▸ **Objective**: How many lines in the records below hold the string "Температура"? Please answer with the number and nothing more.

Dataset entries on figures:
:::::

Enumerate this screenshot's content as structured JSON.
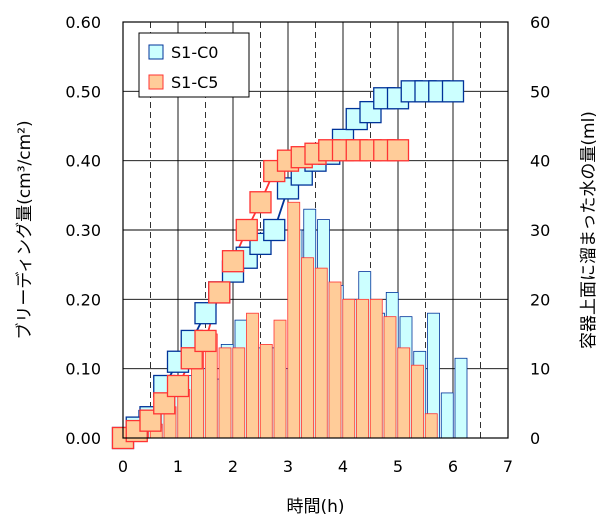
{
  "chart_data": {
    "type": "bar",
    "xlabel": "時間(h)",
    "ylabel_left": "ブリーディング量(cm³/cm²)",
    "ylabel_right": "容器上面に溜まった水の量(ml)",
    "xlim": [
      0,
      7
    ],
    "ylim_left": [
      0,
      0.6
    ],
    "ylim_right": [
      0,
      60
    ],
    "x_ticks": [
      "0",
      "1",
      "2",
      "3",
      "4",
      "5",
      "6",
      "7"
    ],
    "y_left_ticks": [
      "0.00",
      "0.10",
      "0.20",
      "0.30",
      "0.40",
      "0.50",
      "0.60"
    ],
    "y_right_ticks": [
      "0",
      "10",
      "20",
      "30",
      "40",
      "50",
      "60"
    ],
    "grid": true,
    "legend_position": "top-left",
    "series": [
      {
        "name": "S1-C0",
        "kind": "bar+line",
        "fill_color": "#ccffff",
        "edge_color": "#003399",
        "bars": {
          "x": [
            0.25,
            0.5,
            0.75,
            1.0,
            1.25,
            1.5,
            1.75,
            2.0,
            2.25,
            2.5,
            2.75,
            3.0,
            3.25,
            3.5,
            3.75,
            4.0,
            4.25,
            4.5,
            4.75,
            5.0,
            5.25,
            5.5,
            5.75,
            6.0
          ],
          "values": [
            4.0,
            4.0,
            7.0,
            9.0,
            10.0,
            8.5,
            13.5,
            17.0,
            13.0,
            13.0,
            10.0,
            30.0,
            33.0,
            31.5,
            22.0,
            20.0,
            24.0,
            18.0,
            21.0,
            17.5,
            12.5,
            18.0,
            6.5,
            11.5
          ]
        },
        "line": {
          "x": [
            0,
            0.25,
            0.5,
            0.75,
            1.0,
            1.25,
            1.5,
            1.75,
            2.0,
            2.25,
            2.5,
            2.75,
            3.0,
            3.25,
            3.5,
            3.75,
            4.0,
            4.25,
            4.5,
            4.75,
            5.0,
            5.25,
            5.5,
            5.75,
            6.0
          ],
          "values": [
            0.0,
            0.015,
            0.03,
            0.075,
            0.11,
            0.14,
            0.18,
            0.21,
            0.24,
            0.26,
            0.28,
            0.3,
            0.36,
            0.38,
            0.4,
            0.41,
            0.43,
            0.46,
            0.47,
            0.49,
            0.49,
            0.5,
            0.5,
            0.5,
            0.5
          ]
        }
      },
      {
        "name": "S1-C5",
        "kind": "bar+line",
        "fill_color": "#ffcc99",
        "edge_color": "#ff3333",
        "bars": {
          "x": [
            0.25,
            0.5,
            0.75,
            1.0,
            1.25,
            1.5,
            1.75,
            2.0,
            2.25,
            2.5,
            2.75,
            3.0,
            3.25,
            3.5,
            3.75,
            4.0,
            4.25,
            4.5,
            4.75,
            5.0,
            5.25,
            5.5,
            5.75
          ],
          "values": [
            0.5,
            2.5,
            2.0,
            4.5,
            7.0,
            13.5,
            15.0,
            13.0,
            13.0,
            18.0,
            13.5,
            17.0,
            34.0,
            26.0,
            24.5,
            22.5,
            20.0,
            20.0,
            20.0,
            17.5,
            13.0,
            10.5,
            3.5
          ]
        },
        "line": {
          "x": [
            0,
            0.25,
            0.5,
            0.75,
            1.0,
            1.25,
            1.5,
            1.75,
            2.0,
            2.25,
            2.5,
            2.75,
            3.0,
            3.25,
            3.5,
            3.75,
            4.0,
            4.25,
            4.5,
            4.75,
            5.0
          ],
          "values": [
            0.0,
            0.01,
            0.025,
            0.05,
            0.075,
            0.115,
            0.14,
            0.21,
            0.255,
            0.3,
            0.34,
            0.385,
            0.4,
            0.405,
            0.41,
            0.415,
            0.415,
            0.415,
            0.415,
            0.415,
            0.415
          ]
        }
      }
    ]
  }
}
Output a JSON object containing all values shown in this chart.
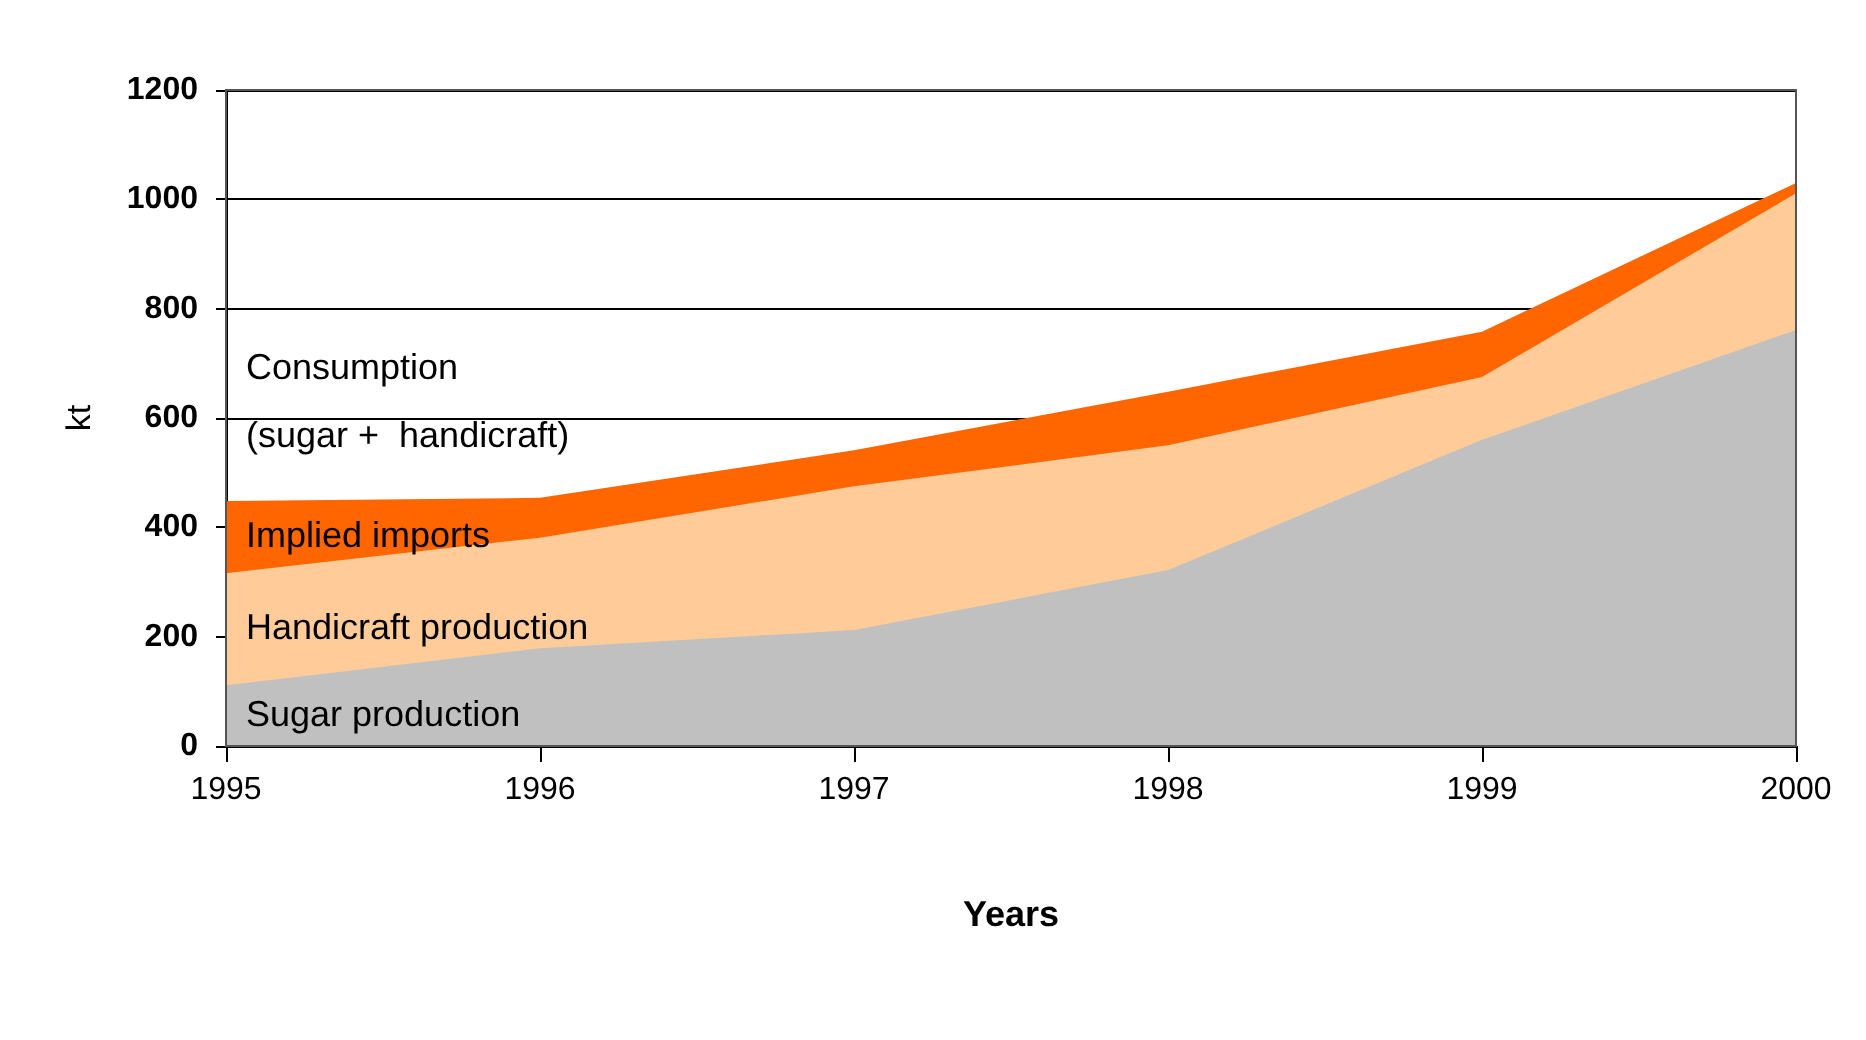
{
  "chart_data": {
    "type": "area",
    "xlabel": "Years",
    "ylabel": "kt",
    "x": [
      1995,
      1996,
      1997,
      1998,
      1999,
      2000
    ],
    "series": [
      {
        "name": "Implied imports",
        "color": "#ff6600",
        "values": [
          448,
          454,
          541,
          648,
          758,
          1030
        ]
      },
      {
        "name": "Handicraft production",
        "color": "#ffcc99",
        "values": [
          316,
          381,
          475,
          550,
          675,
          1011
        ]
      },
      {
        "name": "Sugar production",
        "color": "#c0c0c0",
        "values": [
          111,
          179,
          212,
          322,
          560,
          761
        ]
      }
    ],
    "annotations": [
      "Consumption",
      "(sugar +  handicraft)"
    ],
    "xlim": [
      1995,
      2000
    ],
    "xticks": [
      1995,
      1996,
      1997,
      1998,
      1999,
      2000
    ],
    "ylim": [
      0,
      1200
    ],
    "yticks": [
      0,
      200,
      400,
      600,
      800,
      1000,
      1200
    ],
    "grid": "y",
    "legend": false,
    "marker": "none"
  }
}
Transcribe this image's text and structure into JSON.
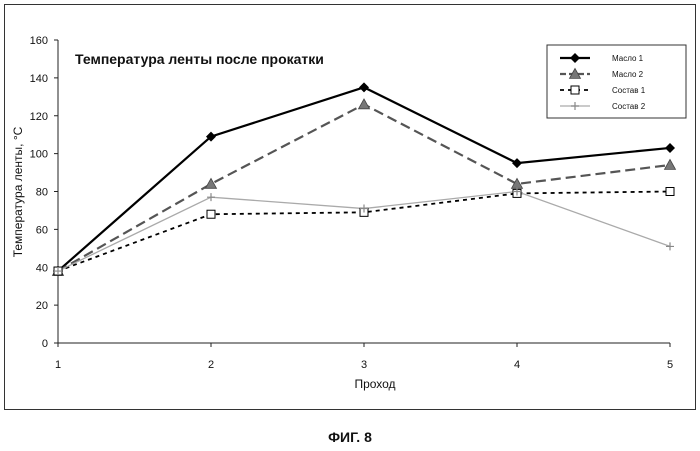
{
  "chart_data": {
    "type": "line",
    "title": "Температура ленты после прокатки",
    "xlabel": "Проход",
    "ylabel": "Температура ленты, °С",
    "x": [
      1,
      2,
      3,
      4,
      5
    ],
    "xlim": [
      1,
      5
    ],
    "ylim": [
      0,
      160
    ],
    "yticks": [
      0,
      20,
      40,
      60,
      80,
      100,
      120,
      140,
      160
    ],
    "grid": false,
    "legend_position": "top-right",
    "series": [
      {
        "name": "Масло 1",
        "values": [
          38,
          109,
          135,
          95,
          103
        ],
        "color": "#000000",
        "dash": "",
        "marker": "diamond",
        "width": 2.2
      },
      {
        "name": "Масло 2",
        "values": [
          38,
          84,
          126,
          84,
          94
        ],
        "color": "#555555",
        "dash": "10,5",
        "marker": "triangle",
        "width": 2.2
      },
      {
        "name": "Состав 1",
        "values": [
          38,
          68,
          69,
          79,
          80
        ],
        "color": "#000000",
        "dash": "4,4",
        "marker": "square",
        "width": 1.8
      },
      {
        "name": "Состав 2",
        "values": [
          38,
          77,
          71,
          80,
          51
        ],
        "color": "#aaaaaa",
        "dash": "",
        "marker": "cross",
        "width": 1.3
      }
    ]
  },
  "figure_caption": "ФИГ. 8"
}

:::::

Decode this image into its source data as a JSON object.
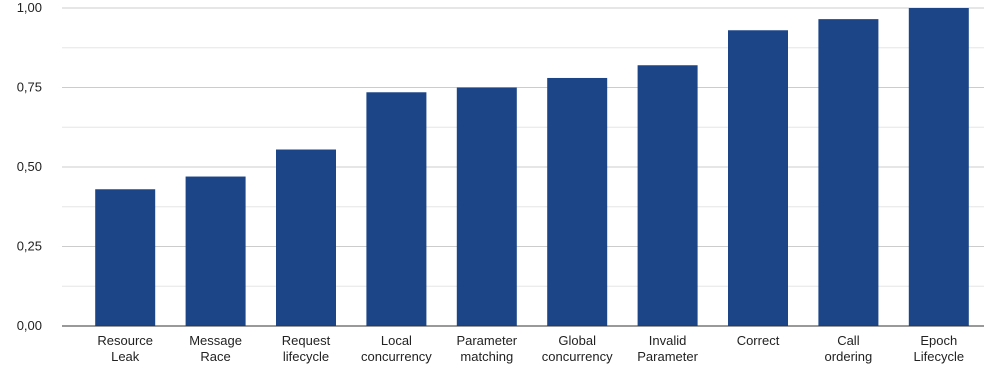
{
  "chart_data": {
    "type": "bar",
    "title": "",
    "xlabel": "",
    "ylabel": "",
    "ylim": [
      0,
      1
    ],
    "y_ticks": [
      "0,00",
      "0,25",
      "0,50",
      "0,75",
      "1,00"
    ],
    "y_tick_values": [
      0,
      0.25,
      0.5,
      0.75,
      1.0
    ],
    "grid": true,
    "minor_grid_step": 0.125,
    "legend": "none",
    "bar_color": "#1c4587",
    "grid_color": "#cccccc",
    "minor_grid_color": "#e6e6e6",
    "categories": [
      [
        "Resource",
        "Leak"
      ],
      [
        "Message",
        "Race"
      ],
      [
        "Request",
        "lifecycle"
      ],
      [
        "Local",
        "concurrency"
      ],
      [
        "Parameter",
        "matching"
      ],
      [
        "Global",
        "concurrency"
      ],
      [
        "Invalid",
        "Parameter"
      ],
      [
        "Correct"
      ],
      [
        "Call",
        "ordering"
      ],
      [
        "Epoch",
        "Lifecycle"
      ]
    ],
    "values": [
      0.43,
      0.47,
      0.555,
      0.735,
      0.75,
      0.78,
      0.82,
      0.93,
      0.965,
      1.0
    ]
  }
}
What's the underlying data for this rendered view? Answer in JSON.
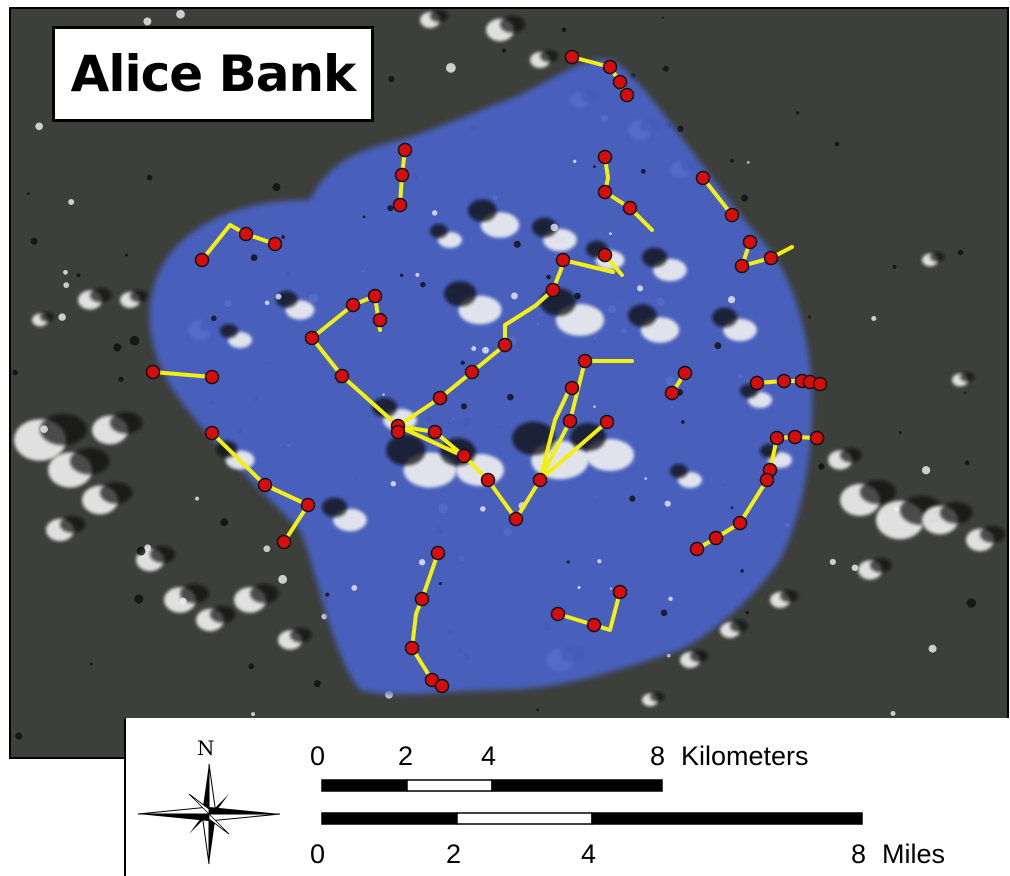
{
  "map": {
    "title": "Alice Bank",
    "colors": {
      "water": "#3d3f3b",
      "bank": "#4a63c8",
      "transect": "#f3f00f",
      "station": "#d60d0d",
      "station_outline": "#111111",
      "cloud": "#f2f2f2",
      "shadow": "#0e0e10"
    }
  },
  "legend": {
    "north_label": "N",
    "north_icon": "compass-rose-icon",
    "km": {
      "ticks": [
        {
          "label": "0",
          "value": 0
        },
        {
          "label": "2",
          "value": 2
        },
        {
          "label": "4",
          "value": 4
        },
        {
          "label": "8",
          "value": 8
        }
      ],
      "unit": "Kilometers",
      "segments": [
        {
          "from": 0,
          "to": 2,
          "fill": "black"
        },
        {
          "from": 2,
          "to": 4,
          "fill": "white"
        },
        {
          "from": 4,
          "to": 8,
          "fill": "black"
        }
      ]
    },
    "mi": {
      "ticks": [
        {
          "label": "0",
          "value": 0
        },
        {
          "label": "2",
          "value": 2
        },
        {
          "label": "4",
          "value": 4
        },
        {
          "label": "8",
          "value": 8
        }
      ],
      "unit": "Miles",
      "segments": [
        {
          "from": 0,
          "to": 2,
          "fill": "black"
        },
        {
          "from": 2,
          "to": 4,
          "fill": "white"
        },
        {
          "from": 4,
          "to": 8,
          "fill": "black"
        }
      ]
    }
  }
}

:::::

▸ **Answer to the problem**: 2